Challenge - Copy out every line of the listing below verbatim, leaving out the pictures.

Material -
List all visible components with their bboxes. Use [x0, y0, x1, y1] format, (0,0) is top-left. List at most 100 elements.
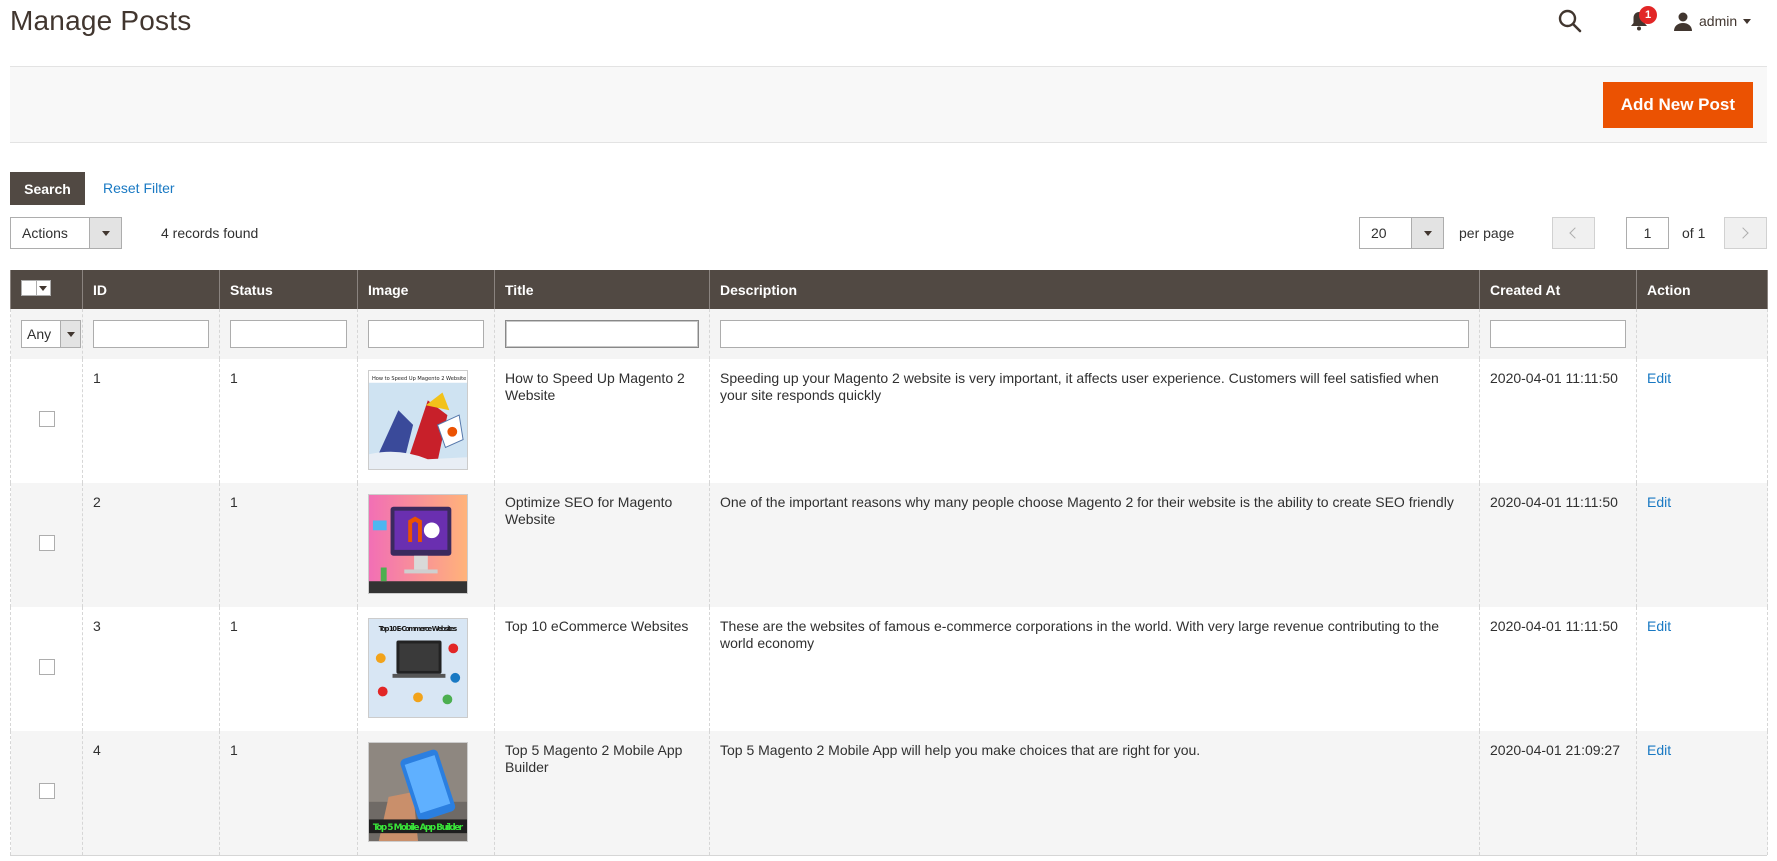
per-page-select[interactable]: 20: [1359, 217, 1444, 249]
post-thumbnail[interactable]: Top 10 E-Commerce Websites: [368, 618, 468, 718]
row-checkbox[interactable]: [38, 535, 55, 551]
grid-bottom-border: [10, 855, 1767, 856]
column-header-description[interactable]: Description: [709, 270, 1480, 309]
search-icon[interactable]: [1557, 8, 1583, 34]
cell-action: Edit: [1636, 731, 1768, 855]
column-header-image[interactable]: Image: [357, 270, 495, 309]
cell-action: Edit: [1636, 607, 1768, 731]
row-checkbox[interactable]: [38, 411, 55, 427]
thumbnail-caption: Top 10 E-Commerce Websites: [379, 625, 457, 633]
posts-grid: ID Status Image Title Description Create…: [10, 270, 1768, 855]
cell-status: 1: [219, 359, 358, 483]
per-page-value: 20: [1371, 225, 1387, 241]
thumbnail-caption: Top 5 Mobile App Builder: [373, 823, 464, 833]
filter-cell-select: Any: [10, 309, 83, 359]
post-thumbnail[interactable]: Top 5 Mobile App Builder: [368, 742, 468, 842]
chevron-left-icon[interactable]: [1552, 217, 1595, 249]
table-row: 1 1 How to Speed Up Magento 2 Website Ho…: [10, 359, 1768, 483]
any-label: Any: [27, 326, 52, 342]
row-checkbox[interactable]: [38, 659, 55, 675]
row-checkbox-cell: [10, 731, 83, 855]
chevron-down-icon: [1411, 218, 1443, 248]
cell-created-at: 2020-04-01 11:11:50: [1479, 359, 1637, 483]
cell-id: 2: [82, 483, 220, 607]
cell-id: 4: [82, 731, 220, 855]
cell-title: Top 5 Magento 2 Mobile App Builder: [494, 731, 710, 855]
user-icon: [1674, 12, 1692, 31]
column-header-title[interactable]: Title: [494, 270, 710, 309]
cell-action: Edit: [1636, 483, 1768, 607]
row-checkbox-cell: [10, 359, 83, 483]
row-checkbox-cell: [10, 483, 83, 607]
column-header-created-at[interactable]: Created At: [1479, 270, 1637, 309]
column-header-status[interactable]: Status: [219, 270, 358, 309]
post-thumbnail[interactable]: [368, 494, 468, 594]
records-found: 4 records found: [161, 225, 259, 241]
filter-cell-status: [219, 309, 358, 359]
table-row: 3 1 Top 10 E-Commerce Websites Top 10 eC…: [10, 607, 1768, 731]
cell-description: Speeding up your Magento 2 website is ve…: [709, 359, 1480, 483]
filter-cell-action: [1636, 309, 1768, 359]
page-number-input[interactable]: [1626, 217, 1669, 249]
mass-actions-select[interactable]: Actions: [10, 217, 122, 249]
page-count: of 1: [1682, 225, 1706, 241]
cell-image: Top 10 E-Commerce Websites: [357, 607, 495, 731]
cell-image: How to Speed Up Magento 2 Website: [357, 359, 495, 483]
status-any-select[interactable]: Any: [21, 320, 81, 348]
cell-created-at: 2020-04-01 11:11:50: [1479, 607, 1637, 731]
grid-header-row: ID Status Image Title Description Create…: [10, 270, 1768, 309]
filter-row: Any: [10, 309, 1768, 359]
post-thumbnail[interactable]: How to Speed Up Magento 2 Website: [368, 370, 468, 470]
edit-link[interactable]: Edit: [1647, 494, 1671, 510]
filter-cell-title: [494, 309, 710, 359]
filter-status-input[interactable]: [230, 320, 347, 348]
mass-actions-label: Actions: [22, 225, 68, 241]
select-all-checkbox[interactable]: [21, 280, 51, 296]
cell-title: Top 10 eCommerce Websites: [494, 607, 710, 731]
cell-description: These are the websites of famous e-comme…: [709, 607, 1480, 731]
cell-title: Optimize SEO for Magento Website: [494, 483, 710, 607]
filter-id-input[interactable]: [93, 320, 209, 348]
filter-cell-image: [357, 309, 495, 359]
table-row: 4 1 Top 5 Mobile App Builder Top 5 Magen…: [10, 731, 1768, 855]
filter-cell-description: [709, 309, 1480, 359]
reset-filter-link[interactable]: Reset Filter: [103, 180, 175, 196]
filter-title-input[interactable]: [505, 320, 699, 348]
chevron-down-icon: [37, 280, 51, 296]
notification-badge: 1: [1639, 6, 1657, 24]
cell-image: Top 5 Mobile App Builder: [357, 731, 495, 855]
edit-link[interactable]: Edit: [1647, 618, 1671, 634]
column-header-id[interactable]: ID: [82, 270, 220, 309]
table-row: 2 1 Optimize SEO for Magento Website One…: [10, 483, 1768, 607]
chevron-down-icon: [1743, 18, 1752, 24]
cell-status: 1: [219, 607, 358, 731]
cell-created-at: 2020-04-01 11:11:50: [1479, 483, 1637, 607]
add-new-post-button[interactable]: Add New Post: [1602, 82, 1753, 128]
cell-description: One of the important reasons why many pe…: [709, 483, 1480, 607]
column-header-action: Action: [1636, 270, 1768, 309]
page-actions-bar: Add New Post: [10, 66, 1767, 143]
filter-cell-created-at: [1479, 309, 1637, 359]
cell-status: 1: [219, 731, 358, 855]
filter-image-input[interactable]: [368, 320, 484, 348]
chevron-down-icon: [89, 218, 121, 248]
cell-description: Top 5 Magento 2 Mobile App will help you…: [709, 731, 1480, 855]
search-button[interactable]: Search: [10, 172, 85, 205]
edit-link[interactable]: Edit: [1647, 742, 1671, 758]
filter-description-input[interactable]: [720, 320, 1469, 348]
edit-link[interactable]: Edit: [1647, 370, 1671, 386]
cell-id: 3: [82, 607, 220, 731]
row-checkbox[interactable]: [38, 783, 55, 799]
filter-cell-id: [82, 309, 220, 359]
thumbnail-caption: How to Speed Up Magento 2 Website: [372, 376, 466, 382]
cell-status: 1: [219, 483, 358, 607]
chevron-right-icon[interactable]: [1724, 217, 1767, 249]
cell-created-at: 2020-04-01 21:09:27: [1479, 731, 1637, 855]
user-menu[interactable]: admin: [1673, 8, 1773, 34]
user-name: admin: [1699, 13, 1738, 29]
cell-id: 1: [82, 359, 220, 483]
filter-created-at-input[interactable]: [1490, 320, 1626, 348]
header-select-all[interactable]: [10, 270, 83, 309]
cell-image: [357, 483, 495, 607]
cell-title: How to Speed Up Magento 2 Website: [494, 359, 710, 483]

Exercise solution -
List all visible components with their bboxes. Use [x0, y0, x1, y1] format, (0,0) is top-left. List at most 100 elements.
per-page-select[interactable]: 20: [1359, 217, 1444, 249]
post-thumbnail[interactable]: Top 10 E-Commerce Websites: [368, 618, 468, 718]
row-checkbox[interactable]: [38, 535, 55, 551]
grid-bottom-border: [10, 855, 1767, 856]
column-header-description[interactable]: Description: [709, 270, 1480, 309]
search-icon[interactable]: [1557, 8, 1583, 34]
cell-action: Edit: [1636, 731, 1768, 855]
column-header-image[interactable]: Image: [357, 270, 495, 309]
cell-action: Edit: [1636, 607, 1768, 731]
row-checkbox[interactable]: [38, 411, 55, 427]
thumbnail-caption: Top 10 E-Commerce Websites: [379, 625, 457, 633]
posts-grid: ID Status Image Title Description Create…: [10, 270, 1768, 855]
cell-status: 1: [219, 359, 358, 483]
per-page-value: 20: [1371, 225, 1387, 241]
thumbnail-caption: Top 5 Mobile App Builder: [373, 823, 464, 833]
filter-cell-select: Any: [10, 309, 83, 359]
post-thumbnail[interactable]: Top 5 Mobile App Builder: [368, 742, 468, 842]
chevron-left-icon[interactable]: [1552, 217, 1595, 249]
table-row: 1 1 How to Speed Up Magento 2 Website Ho…: [10, 359, 1768, 483]
any-label: Any: [27, 326, 52, 342]
row-checkbox[interactable]: [38, 659, 55, 675]
row-checkbox-cell: [10, 731, 83, 855]
chevron-down-icon: [1411, 218, 1443, 248]
cell-created-at: 2020-04-01 11:11:50: [1479, 359, 1637, 483]
cell-id: 2: [82, 483, 220, 607]
cell-id: 4: [82, 731, 220, 855]
cell-title: Top 5 Magento 2 Mobile App Builder: [494, 731, 710, 855]
user-icon: [1674, 12, 1692, 31]
column-header-title[interactable]: Title: [494, 270, 710, 309]
cell-action: Edit: [1636, 483, 1768, 607]
row-checkbox-cell: [10, 359, 83, 483]
row-checkbox-cell: [10, 483, 83, 607]
column-header-created-at[interactable]: Created At: [1479, 270, 1637, 309]
column-header-status[interactable]: Status: [219, 270, 358, 309]
post-thumbnail[interactable]: [368, 494, 468, 594]
records-found: 4 records found: [161, 225, 259, 241]
filter-cell-status: [219, 309, 358, 359]
table-row: 3 1 Top 10 E-Commerce Websites Top 10 eC…: [10, 607, 1768, 731]
cell-description: Speeding up your Magento 2 website is ve…: [709, 359, 1480, 483]
filter-cell-action: [1636, 309, 1768, 359]
page-number-input[interactable]: [1626, 217, 1669, 249]
mass-actions-select[interactable]: Actions: [10, 217, 122, 249]
page-count: of 1: [1682, 225, 1706, 241]
cell-image: Top 10 E-Commerce Websites: [357, 607, 495, 731]
cell-image: How to Speed Up Magento 2 Website: [357, 359, 495, 483]
status-any-select[interactable]: Any: [21, 320, 81, 348]
cell-created-at: 2020-04-01 11:11:50: [1479, 607, 1637, 731]
grid-header-row: ID Status Image Title Description Create…: [10, 270, 1768, 309]
filter-row: Any: [10, 309, 1768, 359]
post-thumbnail[interactable]: How to Speed Up Magento 2 Website: [368, 370, 468, 470]
edit-link[interactable]: Edit: [1647, 494, 1671, 510]
filter-cell-title: [494, 309, 710, 359]
filter-status-input[interactable]: [230, 320, 347, 348]
mass-actions-label: Actions: [22, 225, 68, 241]
select-all-checkbox[interactable]: [21, 280, 51, 296]
cell-title: Top 10 eCommerce Websites: [494, 607, 710, 731]
cell-description: These are the websites of famous e-comme…: [709, 607, 1480, 731]
cell-title: Optimize SEO for Magento Website: [494, 483, 710, 607]
filter-id-input[interactable]: [93, 320, 209, 348]
filter-cell-image: [357, 309, 495, 359]
table-row: 4 1 Top 5 Mobile App Builder Top 5 Magen…: [10, 731, 1768, 855]
filter-cell-description: [709, 309, 1480, 359]
reset-filter-link[interactable]: Reset Filter: [103, 180, 175, 196]
filter-title-input[interactable]: [505, 320, 699, 348]
chevron-down-icon: [37, 280, 51, 296]
notification-badge: 1: [1639, 6, 1657, 24]
cell-image: Top 5 Mobile App Builder: [357, 731, 495, 855]
edit-link[interactable]: Edit: [1647, 618, 1671, 634]
column-header-id[interactable]: ID: [82, 270, 220, 309]
table-row: 2 1 Optimize SEO for Magento Website One…: [10, 483, 1768, 607]
chevron-down-icon: [1743, 18, 1752, 24]
cell-status: 1: [219, 607, 358, 731]
cell-created-at: 2020-04-01 11:11:50: [1479, 483, 1637, 607]
add-new-post-button[interactable]: Add New Post: [1602, 82, 1753, 128]
cell-description: One of the important reasons why many pe…: [709, 483, 1480, 607]
column-header-action: Action: [1636, 270, 1768, 309]
page-actions-bar: Add New Post: [10, 66, 1767, 143]
filter-cell-created-at: [1479, 309, 1637, 359]
cell-status: 1: [219, 731, 358, 855]
filter-image-input[interactable]: [368, 320, 484, 348]
chevron-down-icon: [89, 218, 121, 248]
cell-description: Top 5 Magento 2 Mobile App will help you…: [709, 731, 1480, 855]
search-button[interactable]: Search: [10, 172, 85, 205]
edit-link[interactable]: Edit: [1647, 742, 1671, 758]
filter-description-input[interactable]: [720, 320, 1469, 348]
edit-link[interactable]: Edit: [1647, 370, 1671, 386]
cell-id: 3: [82, 607, 220, 731]
row-checkbox[interactable]: [38, 783, 55, 799]
filter-cell-id: [82, 309, 220, 359]
thumbnail-caption: How to Speed Up Magento 2 Website: [372, 376, 466, 382]
cell-status: 1: [219, 483, 358, 607]
chevron-right-icon[interactable]: [1724, 217, 1767, 249]
cell-created-at: 2020-04-01 21:09:27: [1479, 731, 1637, 855]
user-menu[interactable]: admin: [1673, 8, 1773, 34]
user-name: admin: [1699, 13, 1738, 29]
cell-id: 1: [82, 359, 220, 483]
filter-created-at-input[interactable]: [1490, 320, 1626, 348]
header-select-all[interactable]: [10, 270, 83, 309]
cell-image: [357, 483, 495, 607]
cell-title: How to Speed Up Magento 2 Website: [494, 359, 710, 483]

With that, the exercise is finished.